• **WORK TO COMPLETE**
Retype, without changes, every line from the line that contains "Convert this document image to plain text." through the final line of the records. Exclude pictures.

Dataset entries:
— BEGIN —

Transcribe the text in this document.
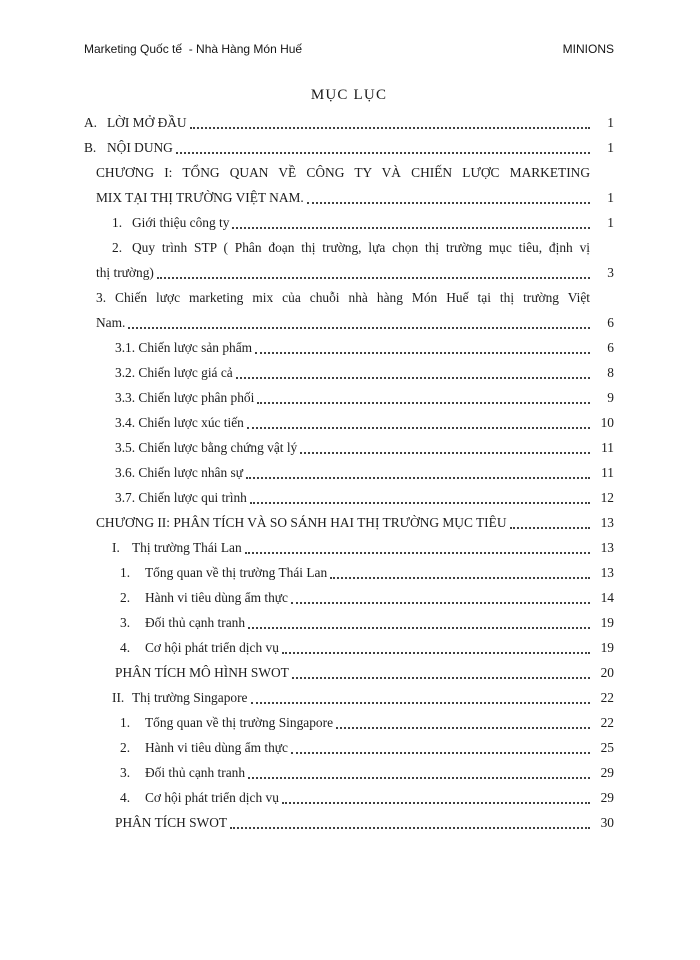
Marketing Quốc tế  - Nhà Hàng Món Huế	MINIONS
MỤC LỤC
A. LỜI MỞ ĐẦU	1
B. NỘI DUNG	1
CHƯƠNG I: TỔNG QUAN VỀ CÔNG TY VÀ CHIẾN LƯỢC MARKETING
MIX TẠI THỊ TRƯỜNG VIỆT NAM.	1
1. Giới thiệu công ty	1
2. Quy trình STP ( Phân đoạn thị trường, lựa chọn thị trường mục tiêu, định vị
thị trường)	3
3. Chiến lược marketing mix của chuỗi nhà hàng Món Huế tại thị trường Việt
Nam.	6
3.1. Chiến lược sản phẩm	6
3.2. Chiến lược giá cả	8
3.3. Chiến lược phân phối	9
3.4. Chiến lược xúc tiến	10
3.5. Chiến lược bằng chứng vật lý	11
3.6. Chiến lược nhân sự	11
3.7. Chiến lược qui trình	12
CHƯƠNG II: PHÂN TÍCH VÀ SO SÁNH HAI THỊ TRƯỜNG MỤC TIÊU	13
I. Thị trường Thái Lan	13
1.	Tổng quan về thị trường Thái Lan	13
2.	Hành vi tiêu dùng ẩm thực	14
3.	Đối thủ cạnh tranh	19
4.	Cơ hội phát triển dịch vụ	19
PHÂN TÍCH MÔ HÌNH SWOT	20
II. Thị trường Singapore	22
1.	Tổng quan về thị trường Singapore	22
2.	Hành vi tiêu dùng ẩm thực	25
3.	Đối thủ cạnh tranh	29
4.	Cơ hội phát triển dịch vụ	29
PHÂN TÍCH SWOT	30
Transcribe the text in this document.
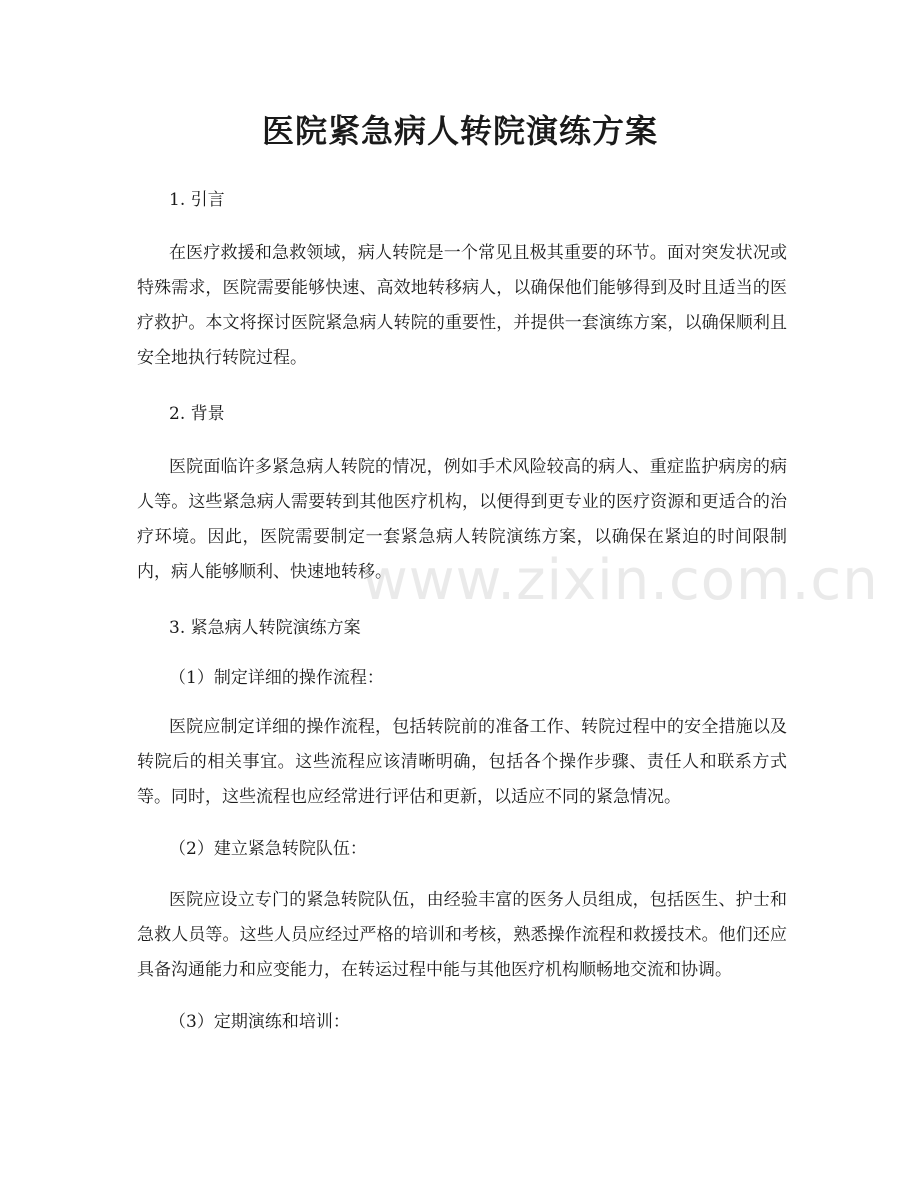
医院紧急病人转院演练方案

1. 引言

在医疗救援和急救领域，病人转院是一个常见且极其重要的环节。面对突发状况或特殊需求，医院需要能够快速、高效地转移病人，以确保他们能够得到及时且适当的医疗救护。本文将探讨医院紧急病人转院的重要性，并提供一套演练方案，以确保顺利且安全地执行转院过程。

2. 背景

医院面临许多紧急病人转院的情况，例如手术风险较高的病人、重症监护病房的病人等。这些紧急病人需要转到其他医疗机构，以便得到更专业的医疗资源和更适合的治疗环境。因此，医院需要制定一套紧急病人转院演练方案，以确保在紧迫的时间限制内，病人能够顺利、快速地转移。

3. 紧急病人转院演练方案

（1）制定详细的操作流程：

医院应制定详细的操作流程，包括转院前的准备工作、转院过程中的安全措施以及转院后的相关事宜。这些流程应该清晰明确，包括各个操作步骤、责任人和联系方式等。同时，这些流程也应经常进行评估和更新，以适应不同的紧急情况。

（2）建立紧急转院队伍：

医院应设立专门的紧急转院队伍，由经验丰富的医务人员组成，包括医生、护士和急救人员等。这些人员应经过严格的培训和考核，熟悉操作流程和救援技术。他们还应具备沟通能力和应变能力，在转运过程中能与其他医疗机构顺畅地交流和协调。

（3）定期演练和培训：

www.zixin.com.cn
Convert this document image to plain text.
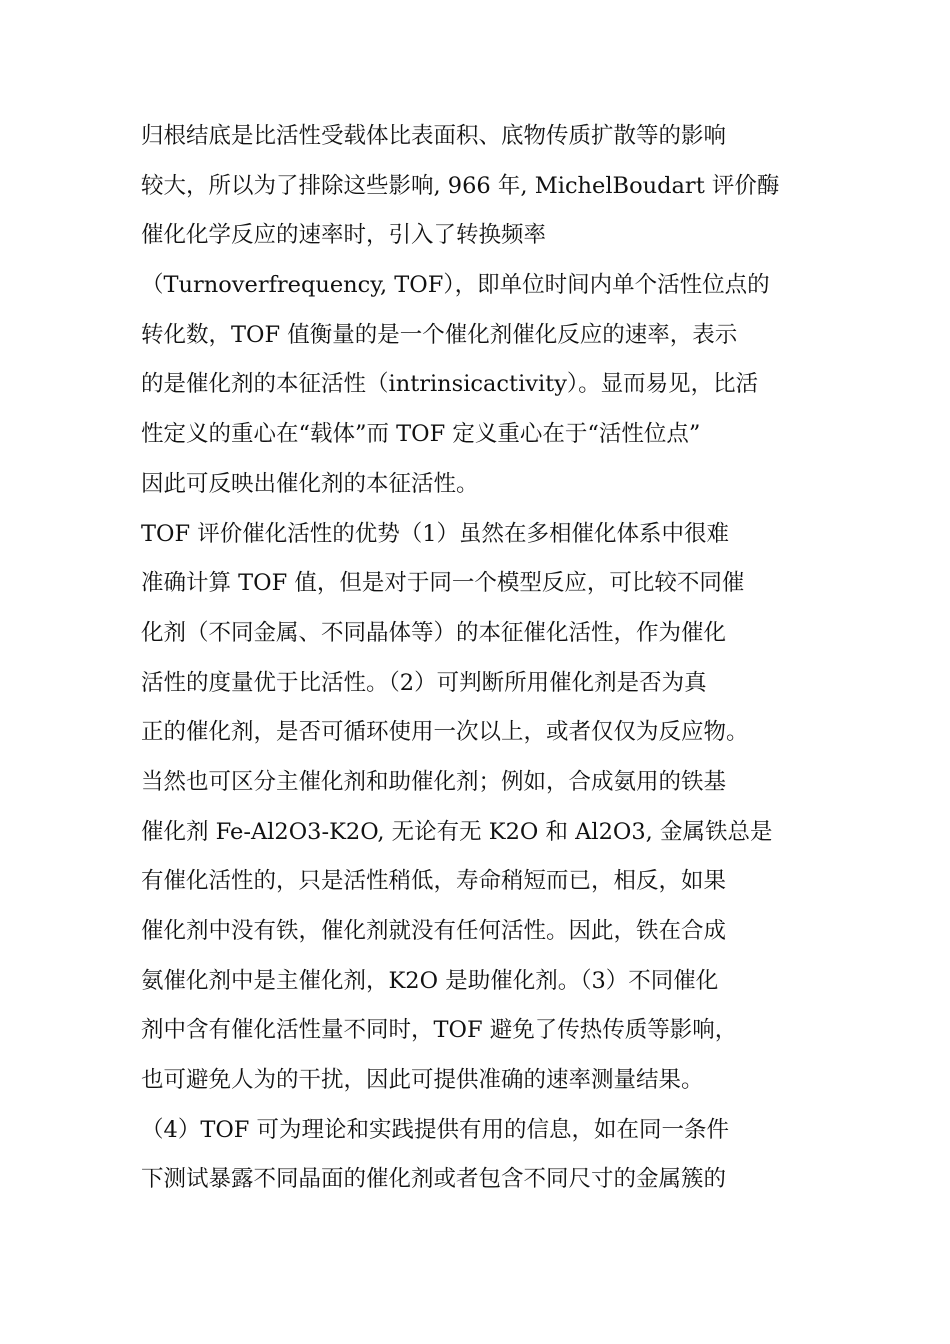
归根结底是比活性受载体比表面积、底物传质扩散等的影响
较大，所以为了排除这些影响, 966 年, MichelBoudart 评价酶
催化化学反应的速率时，引入了转换频率
（Turnoverfrequency, TOF），即单位时间内单个活性位点的
转化数，TOF 值衡量的是一个催化剂催化反应的速率，表示
的是催化剂的本征活性（intrinsicactivity）。显而易见，比活
性定义的重心在“载体”而 TOF 定义重心在于“活性位点”
因此可反映出催化剂的本征活性。
TOF 评价催化活性的优势（1）虽然在多相催化体系中很难
准确计算 TOF 值，但是对于同一个模型反应，可比较不同催
化剂（不同金属、不同晶体等）的本征催化活性，作为催化
活性的度量优于比活性。（2）可判断所用催化剂是否为真
正的催化剂，是否可循环使用一次以上，或者仅仅为反应物。
当然也可区分主催化剂和助催化剂；例如，合成氨用的铁基
催化剂 Fe-Al2O3-K2O, 无论有无 K2O 和 Al2O3, 金属铁总是
有催化活性的，只是活性稍低，寿命稍短而已，相反，如果
催化剂中没有铁，催化剂就没有任何活性。因此，铁在合成
氨催化剂中是主催化剂，K2O 是助催化剂。（3）不同催化
剂中含有催化活性量不同时，TOF 避免了传热传质等影响，
也可避免人为的干扰，因此可提供准确的速率测量结果。
（4）TOF 可为理论和实践提供有用的信息，如在同一条件
下测试暴露不同晶面的催化剂或者包含不同尺寸的金属簇的
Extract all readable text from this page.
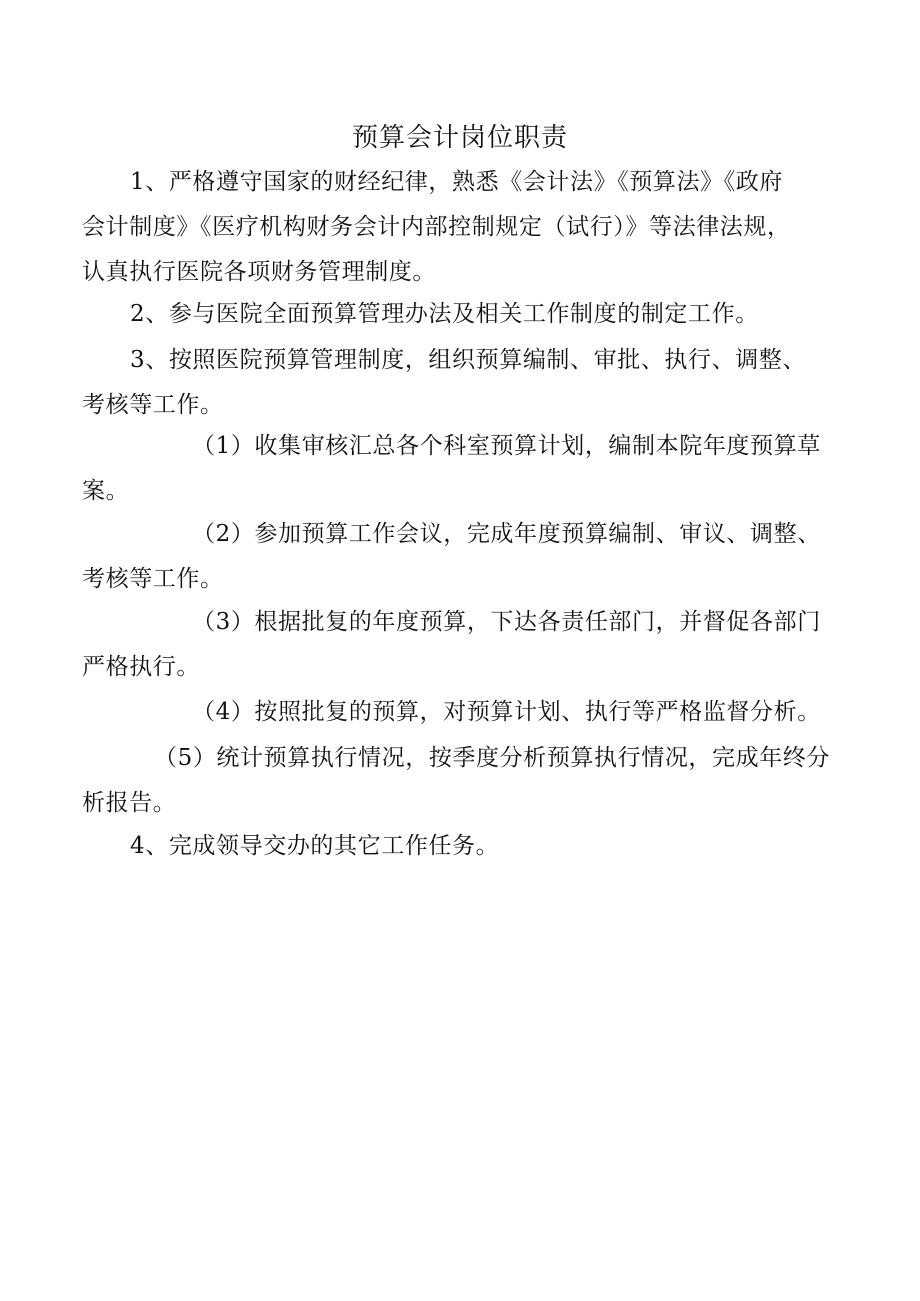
预算会计岗位职责
1、严格遵守国家的财经纪律，熟悉《会计法》《预算法》《政府
会计制度》《医疗机构财务会计内部控制规定（试行）》等法律法规，
认真执行医院各项财务管理制度。
2、参与医院全面预算管理办法及相关工作制度的制定工作。
3、按照医院预算管理制度，组织预算编制、审批、执行、调整、
考核等工作。
（1）收集审核汇总各个科室预算计划，编制本院年度预算草
案。
（2）参加预算工作会议，完成年度预算编制、审议、调整、
考核等工作。
（3）根据批复的年度预算，下达各责任部门，并督促各部门
严格执行。
（4）按照批复的预算，对预算计划、执行等严格监督分析。
（5）统计预算执行情况，按季度分析预算执行情况，完成年终分
析报告。
4、完成领导交办的其它工作任务。
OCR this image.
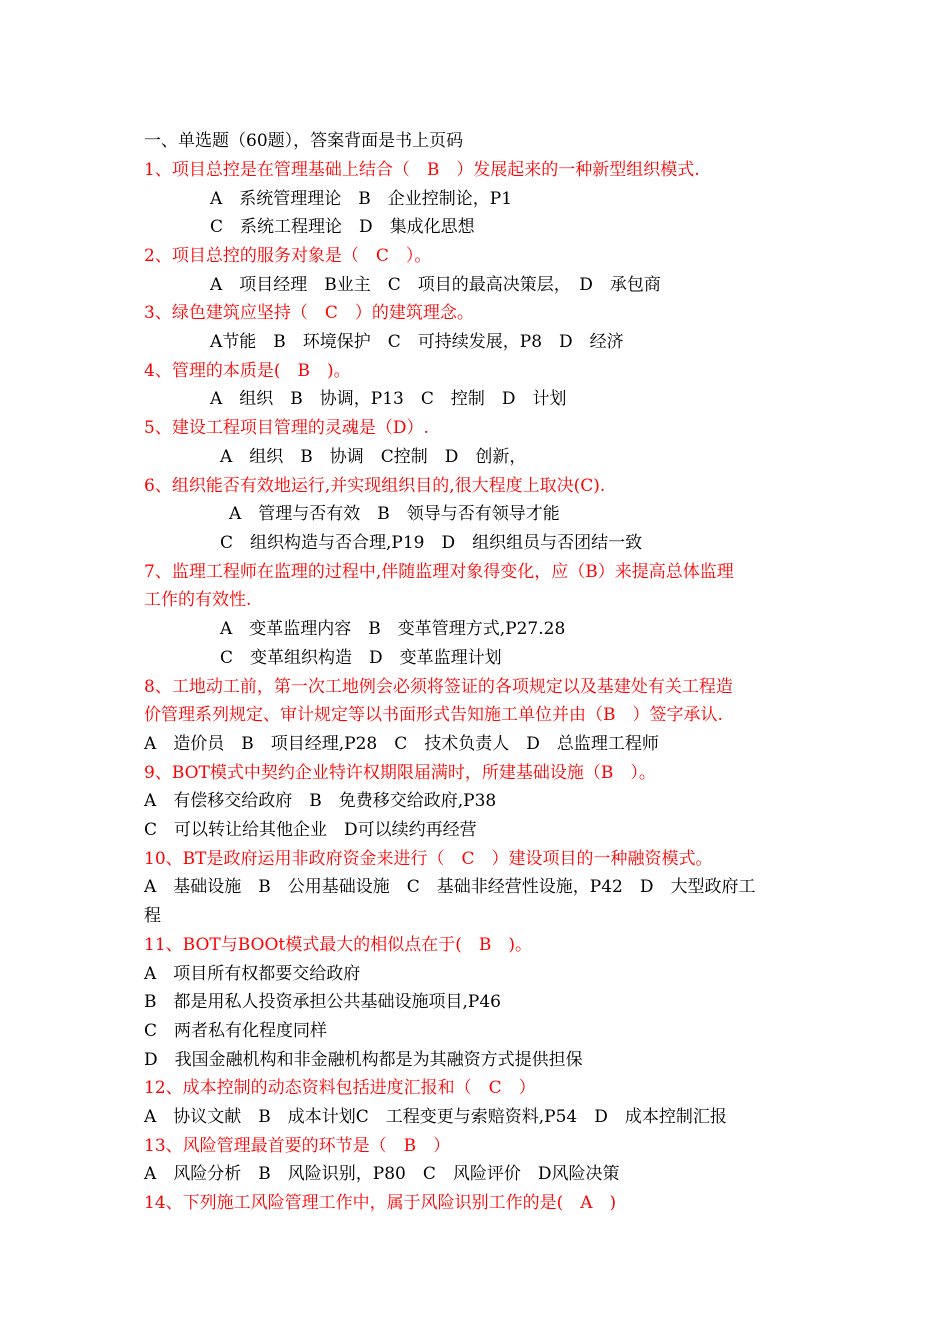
一、单选题（60题），答案背面是书上页码
1、项目总控是在管理基础上结合（　B　）发展起来的一种新型组织模式.
A　系统管理理论　B　企业控制论，P1
C　系统工程理论　D　集成化思想
2、项目总控的服务对象是（　C　）。
A　项目经理　B业主　C　项目的最高决策层，　D　承包商
3、绿色建筑应坚持（　C　）的建筑理念。
A节能　B　环境保护　C　可持续发展，P8　D　经济
4、管理的本质是(　B　)。
A　组织　B　协调，P13　C　控制　D　计划
5、建设工程项目管理的灵魂是（D）.
A　组织　B　协调　C控制　D　创新，
6、组织能否有效地运行,并实现组织目的,很大程度上取决(C).
A　管理与否有效　B　领导与否有领导才能
C　组织构造与否合理,P19　D　组织组员与否团结一致
7、监理工程师在监理的过程中,伴随监理对象得变化，应（B）来提高总体监理
工作的有效性.
A　变革监理内容　B　变革管理方式,P27.28
C　变革组织构造　D　变革监理计划
8、工地动工前，第一次工地例会必须将签证的各项规定以及基建处有关工程造
价管理系列规定、审计规定等以书面形式告知施工单位并由（B　）签字承认.
A　造价员　B　项目经理,P28　C　技术负责人　D　总监理工程师
9、BOT模式中契约企业特许权期限届满时，所建基础设施（B　）。
A　有偿移交给政府　B　免费移交给政府,P38
C　可以转让给其他企业　D可以续约再经营
10、BT是政府运用非政府资金来进行（　C　）建设项目的一种融资模式。
A　基础设施　B　公用基础设施　C　基础非经营性设施，P42　D　大型政府工
程
11、BOT与BOOt模式最大的相似点在于(　B　)。
A　项目所有权都要交给政府
B　都是用私人投资承担公共基础设施项目,P46
C　两者私有化程度同样
D　我国金融机构和非金融机构都是为其融资方式提供担保
12、成本控制的动态资料包括进度汇报和（　C　）
A　协议文献　B　成本计划C　工程变更与索赔资料,P54　D　成本控制汇报
13、风险管理最首要的环节是（　B　）
A　风险分析　B　风险识别，P80　C　风险评价　D风险决策
14、下列施工风险管理工作中，属于风险识别工作的是(　A　)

— END —

• **CORRECT ANSWER**
Convert this document image to plain text.
归根结底是比活性受载体比表面积、底物传质扩散等的影响
较大，所以为了排除这些影响, 966 年, MichelBoudart 评价酶
催化化学反应的速率时，引入了转换频率
（Turnoverfrequency, TOF），即单位时间内单个活性位点的
转化数，TOF 值衡量的是一个催化剂催化反应的速率，表示
的是催化剂的本征活性（intrinsicactivity）。显而易见，比活
性定义的重心在“载体”而 TOF 定义重心在于“活性位点”
因此可反映出催化剂的本征活性。
TOF 评价催化活性的优势（1）虽然在多相催化体系中很难
准确计算 TOF 值，但是对于同一个模型反应，可比较不同催
化剂（不同金属、不同晶体等）的本征催化活性，作为催化
活性的度量优于比活性。（2）可判断所用催化剂是否为真
正的催化剂，是否可循环使用一次以上，或者仅仅为反应物。
当然也可区分主催化剂和助催化剂；例如，合成氨用的铁基
催化剂 Fe-Al2O3-K2O, 无论有无 K2O 和 Al2O3, 金属铁总是
有催化活性的，只是活性稍低，寿命稍短而已，相反，如果
催化剂中没有铁，催化剂就没有任何活性。因此，铁在合成
氨催化剂中是主催化剂，K2O 是助催化剂。（3）不同催化
剂中含有催化活性量不同时，TOF 避免了传热传质等影响，
也可避免人为的干扰，因此可提供准确的速率测量结果。
（4）TOF 可为理论和实践提供有用的信息，如在同一条件
下测试暴露不同晶面的催化剂或者包含不同尺寸的金属簇的
Extract all readable text from this page.
预算会计岗位职责
1、严格遵守国家的财经纪律，熟悉《会计法》《预算法》《政府
会计制度》《医疗机构财务会计内部控制规定（试行）》等法律法规，
认真执行医院各项财务管理制度。
2、参与医院全面预算管理办法及相关工作制度的制定工作。
3、按照医院预算管理制度，组织预算编制、审批、执行、调整、
考核等工作。
（1）收集审核汇总各个科室预算计划，编制本院年度预算草
案。
（2）参加预算工作会议，完成年度预算编制、审议、调整、
考核等工作。
（3）根据批复的年度预算，下达各责任部门，并督促各部门
严格执行。
（4）按照批复的预算，对预算计划、执行等严格监督分析。
（5）统计预算执行情况，按季度分析预算执行情况，完成年终分
析报告。
4、完成领导交办的其它工作任务。
OCR this image.
一、单选题（60题），答案背面是书上页码
1、项目总控是在管理基础上结合（　B　）发展起来的一种新型组织模式.
A　系统管理理论　B　企业控制论，P1
C　系统工程理论　D　集成化思想
2、项目总控的服务对象是（　C　）。
A　项目经理　B业主　C　项目的最高决策层，　D　承包商
3、绿色建筑应坚持（　C　）的建筑理念。
A节能　B　环境保护　C　可持续发展，P8　D　经济
4、管理的本质是(　B　)。
A　组织　B　协调，P13　C　控制　D　计划
5、建设工程项目管理的灵魂是（D）.
A　组织　B　协调　C控制　D　创新，
6、组织能否有效地运行,并实现组织目的,很大程度上取决(C).
A　管理与否有效　B　领导与否有领导才能
C　组织构造与否合理,P19　D　组织组员与否团结一致
7、监理工程师在监理的过程中,伴随监理对象得变化，应（B）来提高总体监理
工作的有效性.
A　变革监理内容　B　变革管理方式,P27.28
C　变革组织构造　D　变革监理计划
8、工地动工前，第一次工地例会必须将签证的各项规定以及基建处有关工程造
价管理系列规定、审计规定等以书面形式告知施工单位并由（B　）签字承认.
A　造价员　B　项目经理,P28　C　技术负责人　D　总监理工程师
9、BOT模式中契约企业特许权期限届满时，所建基础设施（B　）。
A　有偿移交给政府　B　免费移交给政府,P38
C　可以转让给其他企业　D可以续约再经营
10、BT是政府运用非政府资金来进行（　C　）建设项目的一种融资模式。
A　基础设施　B　公用基础设施　C　基础非经营性设施，P42　D　大型政府工
程
11、BOT与BOOt模式最大的相似点在于(　B　)。
A　项目所有权都要交给政府
B　都是用私人投资承担公共基础设施项目,P46
C　两者私有化程度同样
D　我国金融机构和非金融机构都是为其融资方式提供担保
12、成本控制的动态资料包括进度汇报和（　C　）
A　协议文献　B　成本计划C　工程变更与索赔资料,P54　D　成本控制汇报
13、风险管理最首要的环节是（　B　）
A　风险分析　B　风险识别，P80　C　风险评价　D风险决策
14、下列施工风险管理工作中，属于风险识别工作的是(　A　)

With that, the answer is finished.